[START RECORDS SHOWN]

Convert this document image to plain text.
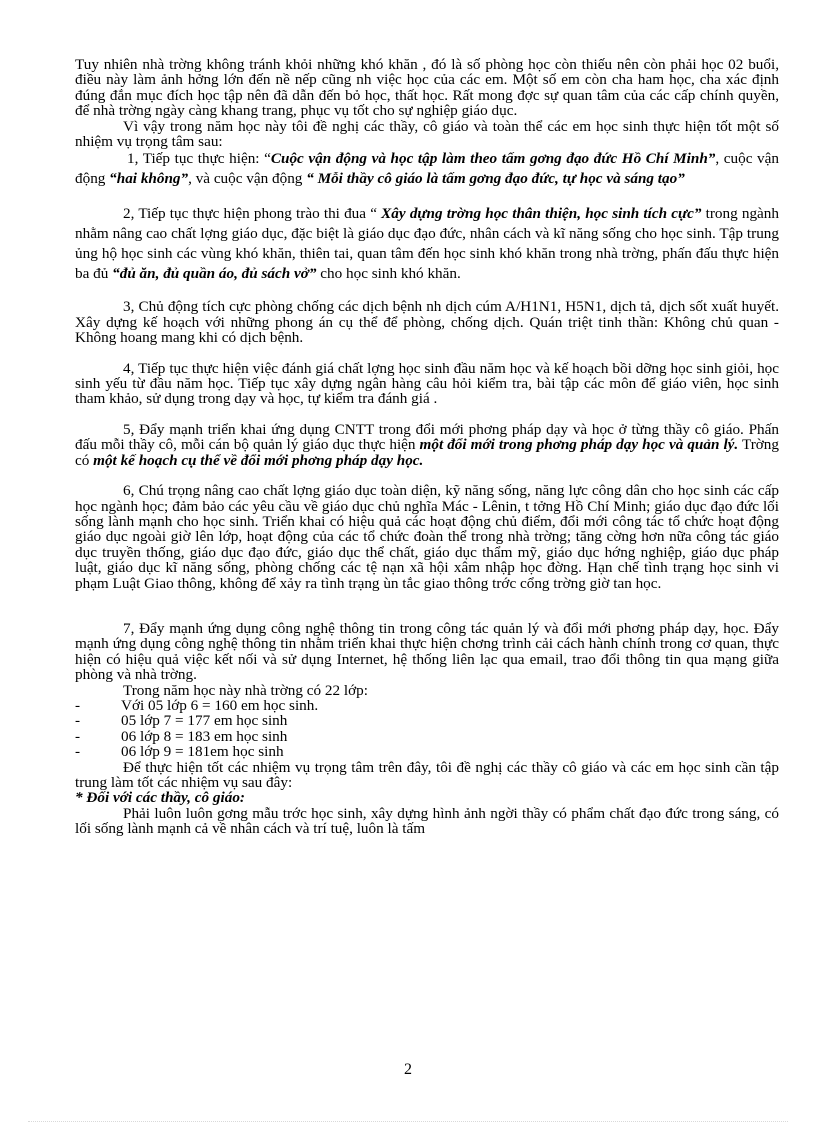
Tuy nhiên nhà trờng không tránh khỏi những khó khăn , đó là số phòng học còn thiếu nên còn phải học 02 buổi, điều này làm ảnh hởng lớn đến nề nếp cũng nh việc học của các em. Một số em còn cha ham học, cha xác định đúng đắn mục đích học tập nên đã dẫn đến bỏ học, thất học. Rất mong đợc sự quan tâm của các cấp chính quyền, để nhà trờng ngày càng khang trang, phục vụ tốt cho sự nghiệp giáo dục.

Vì vậy trong năm học này tôi đề nghị các thầy, cô giáo và toàn thể các em học sinh thực hiện tốt một số nhiệm vụ trọng tâm sau:

1, Tiếp tục thực hiện: “Cuộc vận động và học tập làm theo tấm gơng đạo đức Hồ Chí Minh”, cuộc vận động “hai không”, và cuộc vận động “ Mỗi thầy cô giáo là tấm gơng đạo đức, tự học và sáng tạo”

2, Tiếp tục thực hiện phong trào thi đua “ Xây dựng trờng học thân thiện, học sinh tích cực” trong ngành nhằm nâng cao chất lợng giáo dục, đặc biệt là giáo dục đạo đức, nhân cách và kĩ năng sống cho học sinh. Tập trung ủng hộ học sinh các vùng khó khăn, thiên tai, quan tâm đến học sinh khó khăn trong nhà trờng, phấn đấu thực hiện ba đủ “đủ ăn, đủ quần áo, đủ sách vở” cho học sinh khó khăn.

3, Chủ động tích cực phòng chống các dịch bệnh nh dịch cúm A/H1N1, H5N1, dịch tả, dịch sốt xuất huyết. Xây dựng kế hoạch với những phong án cụ thể để phòng, chống dịch. Quán triệt tinh thần: Không chủ quan - Không hoang mang khi có dịch bệnh.

4, Tiếp tục thực hiện việc đánh giá chất lợng học sinh đầu năm học và kế hoạch bồi dỡng học sinh giỏi, học sinh yếu từ đầu năm học. Tiếp tục xây dựng ngân hàng câu hỏi kiểm tra, bài tập các môn để giáo viên, học sinh tham khảo, sử dụng trong dạy và học, tự kiểm tra đánh giá .

5, Đẩy mạnh triển khai ứng dụng CNTT trong đổi mới phơng pháp dạy và học ở từng thầy cô giáo. Phấn đấu mỗi thầy cô, mỗi cán bộ quản lý giáo dục thực hiện một đổi mới trong phơng pháp dạy học và quản lý. Trờng có một kế hoạch cụ thể về đổi mới phơng pháp dạy học.

6, Chú trọng nâng cao chất lợng giáo dục toàn diện, kỹ năng sống, năng lực công dân cho học sinh các cấp học ngành học; đảm bảo các yêu cầu về giáo dục chủ nghĩa Mác - Lênin, t tởng Hồ Chí Minh; giáo dục đạo đức lối sống lành mạnh cho học sinh. Triển khai có hiệu quả các hoạt động chủ điểm, đổi mới công tác tổ chức hoạt động giáo dục ngoài giờ lên lớp, hoạt động của các tổ chức đoàn thể trong nhà trờng; tăng cờng hơn nữa công tác giáo dục truyền thống, giáo dục đạo đức, giáo dục thể chất, giáo dục thẩm mỹ, giáo dục hớng nghiệp, giáo dục pháp luật, giáo dục kĩ năng sống, phòng chống các tệ nạn xã hội xâm nhập học đờng. Hạn chế tình trạng học sinh vi phạm Luật Giao thông, không để xảy ra tình trạng ùn tắc giao thông trớc cổng trờng giờ tan học.

7, Đẩy mạnh ứng dụng công nghệ thông tin trong công tác quản lý và đổi mới phơng pháp dạy, học. Đẩy mạnh ứng dụng công nghệ thông tin nhằm triển khai thực hiện chơng trình cải cách hành chính trong cơ quan, thực hiện có hiệu quả việc kết nối và sử dụng Internet, hệ thống liên lạc qua email, trao đổi thông tin qua mạng giữa phòng và nhà trờng.

Trong năm học này nhà trờng có 22 lớp:

-	Với 05 lớp 6 = 160 em học sinh.
-	05 lớp 7 = 177 em học sinh
-	06 lớp 8 = 183 em học sinh
-	06 lớp 9 = 181em học sinh

Để thực hiện tốt các nhiệm vụ trọng tâm trên đây, tôi đề nghị các thầy cô giáo và các em học sinh cần tập trung làm tốt các nhiệm vụ sau đây:

* Đối với các thầy, cô giáo:

Phải luôn luôn gơng mẫu trớc học sinh, xây dựng hình ảnh ngời thầy có phẩm chất đạo đức trong sáng, có lối sống lành mạnh cả về nhân cách và trí tuệ, luôn là tấm

2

[END RECORDS SHOWN]

• AIM
Gather all lines with the string "hoạch" from the data.

• ANSWER IN FULL
3, Chủ động tích cực phòng chống các dịch bệnh nh dịch cúm A/H1N1, H5N1, dịch tả, dịch sốt xuất huyết. Xây dựng kế hoạch với những phong án cụ thể để phòng, chống dịch. Quán triệt tinh thần: Không chủ quan - Không hoang mang khi có dịch bệnh.
4, Tiếp tục thực hiện việc đánh giá chất lợng học sinh đầu năm học và kế hoạch bồi dỡng học sinh giỏi, học sinh yếu từ đầu năm học. Tiếp tục xây dựng ngân hàng câu hỏi kiểm tra, bài tập các môn để giáo viên, học sinh tham khảo, sử dụng trong dạy và học, tự kiểm tra đánh giá .
5, Đẩy mạnh triển khai ứng dụng CNTT trong đổi mới phơng pháp dạy và học ở từng thầy cô giáo. Phấn đấu mỗi thầy cô, mỗi cán bộ quản lý giáo dục thực hiện một đổi mới trong phơng pháp dạy học và quản lý. Trờng có một kế hoạch cụ thể về đổi mới phơng pháp dạy học.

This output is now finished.